Each line that holds the word "JSON" should be returned.

☆ ☆ ☆

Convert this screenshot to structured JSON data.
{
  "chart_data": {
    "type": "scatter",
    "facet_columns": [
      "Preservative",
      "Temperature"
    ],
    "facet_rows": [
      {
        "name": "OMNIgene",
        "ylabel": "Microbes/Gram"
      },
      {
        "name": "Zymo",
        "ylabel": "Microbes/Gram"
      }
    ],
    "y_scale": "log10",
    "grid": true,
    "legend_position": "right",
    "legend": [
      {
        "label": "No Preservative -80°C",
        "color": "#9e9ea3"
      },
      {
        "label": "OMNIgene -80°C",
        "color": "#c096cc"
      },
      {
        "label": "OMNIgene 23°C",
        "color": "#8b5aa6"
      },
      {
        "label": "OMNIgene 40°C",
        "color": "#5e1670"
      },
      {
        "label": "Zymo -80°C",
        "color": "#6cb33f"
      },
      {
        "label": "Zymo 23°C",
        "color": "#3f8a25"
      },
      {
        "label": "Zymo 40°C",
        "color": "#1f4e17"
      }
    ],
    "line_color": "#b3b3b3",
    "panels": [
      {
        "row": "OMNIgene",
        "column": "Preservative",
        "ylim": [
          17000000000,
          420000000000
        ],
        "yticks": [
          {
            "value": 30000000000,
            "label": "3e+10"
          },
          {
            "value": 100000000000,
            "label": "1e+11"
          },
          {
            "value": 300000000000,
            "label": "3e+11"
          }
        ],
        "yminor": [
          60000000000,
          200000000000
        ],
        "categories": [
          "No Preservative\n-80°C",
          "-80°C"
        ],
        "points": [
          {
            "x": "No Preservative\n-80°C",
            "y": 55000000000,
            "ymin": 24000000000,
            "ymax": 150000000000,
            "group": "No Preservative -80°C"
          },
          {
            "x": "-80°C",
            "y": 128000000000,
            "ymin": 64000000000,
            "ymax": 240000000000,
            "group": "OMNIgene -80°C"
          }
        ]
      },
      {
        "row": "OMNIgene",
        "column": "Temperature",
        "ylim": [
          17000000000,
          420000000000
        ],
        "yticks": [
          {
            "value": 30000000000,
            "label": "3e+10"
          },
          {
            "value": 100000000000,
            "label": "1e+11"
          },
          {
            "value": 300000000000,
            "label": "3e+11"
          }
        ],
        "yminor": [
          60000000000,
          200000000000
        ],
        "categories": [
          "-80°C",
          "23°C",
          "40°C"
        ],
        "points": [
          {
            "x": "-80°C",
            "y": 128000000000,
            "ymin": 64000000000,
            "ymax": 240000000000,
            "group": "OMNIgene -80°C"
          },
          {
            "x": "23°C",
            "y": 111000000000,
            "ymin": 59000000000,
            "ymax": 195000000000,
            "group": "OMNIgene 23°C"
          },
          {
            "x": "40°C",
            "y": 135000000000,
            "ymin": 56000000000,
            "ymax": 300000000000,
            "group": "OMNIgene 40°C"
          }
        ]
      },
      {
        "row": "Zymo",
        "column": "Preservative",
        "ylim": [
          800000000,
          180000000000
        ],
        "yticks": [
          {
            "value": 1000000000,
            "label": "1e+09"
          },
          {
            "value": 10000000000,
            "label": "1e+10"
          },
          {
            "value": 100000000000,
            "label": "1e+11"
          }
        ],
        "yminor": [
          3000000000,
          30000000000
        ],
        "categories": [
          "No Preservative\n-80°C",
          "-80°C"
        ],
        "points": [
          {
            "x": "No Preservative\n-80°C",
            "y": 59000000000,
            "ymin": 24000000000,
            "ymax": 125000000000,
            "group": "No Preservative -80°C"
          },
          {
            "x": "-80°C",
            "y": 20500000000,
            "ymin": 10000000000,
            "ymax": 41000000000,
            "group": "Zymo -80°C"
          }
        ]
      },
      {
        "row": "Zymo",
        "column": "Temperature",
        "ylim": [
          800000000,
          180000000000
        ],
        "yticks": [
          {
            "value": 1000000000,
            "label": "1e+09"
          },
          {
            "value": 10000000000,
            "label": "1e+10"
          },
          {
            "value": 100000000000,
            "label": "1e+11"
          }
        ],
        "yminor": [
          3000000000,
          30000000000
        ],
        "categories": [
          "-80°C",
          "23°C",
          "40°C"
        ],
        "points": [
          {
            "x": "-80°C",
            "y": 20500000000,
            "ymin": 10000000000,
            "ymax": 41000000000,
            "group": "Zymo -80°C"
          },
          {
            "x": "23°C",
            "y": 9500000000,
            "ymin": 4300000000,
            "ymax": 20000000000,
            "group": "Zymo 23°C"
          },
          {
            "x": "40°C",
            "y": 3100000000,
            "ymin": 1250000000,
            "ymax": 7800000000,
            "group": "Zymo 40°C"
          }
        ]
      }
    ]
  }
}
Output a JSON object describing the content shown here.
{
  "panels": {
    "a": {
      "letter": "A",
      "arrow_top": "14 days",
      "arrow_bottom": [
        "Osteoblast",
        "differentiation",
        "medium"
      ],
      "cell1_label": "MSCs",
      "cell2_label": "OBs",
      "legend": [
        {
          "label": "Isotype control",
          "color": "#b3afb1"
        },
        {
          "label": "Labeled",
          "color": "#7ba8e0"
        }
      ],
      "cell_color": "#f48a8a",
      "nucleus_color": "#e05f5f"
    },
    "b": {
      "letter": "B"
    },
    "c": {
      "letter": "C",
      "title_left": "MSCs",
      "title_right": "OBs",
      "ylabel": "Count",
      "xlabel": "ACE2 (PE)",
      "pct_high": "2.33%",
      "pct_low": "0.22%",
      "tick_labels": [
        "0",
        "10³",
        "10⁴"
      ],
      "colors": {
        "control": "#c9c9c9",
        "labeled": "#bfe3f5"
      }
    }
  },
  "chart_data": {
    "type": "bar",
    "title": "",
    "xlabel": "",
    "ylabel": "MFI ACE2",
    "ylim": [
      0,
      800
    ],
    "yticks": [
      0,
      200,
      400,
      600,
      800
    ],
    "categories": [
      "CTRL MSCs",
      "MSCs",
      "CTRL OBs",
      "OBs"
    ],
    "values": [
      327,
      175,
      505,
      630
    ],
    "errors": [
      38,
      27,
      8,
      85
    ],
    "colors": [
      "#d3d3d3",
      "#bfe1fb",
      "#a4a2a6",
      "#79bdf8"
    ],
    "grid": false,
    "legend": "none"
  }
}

☆ ☆ ☆

> [REPLY TO THE TASK]:
Convert this screenshot to structured JSON data.
Output a JSON object describing the content shown here.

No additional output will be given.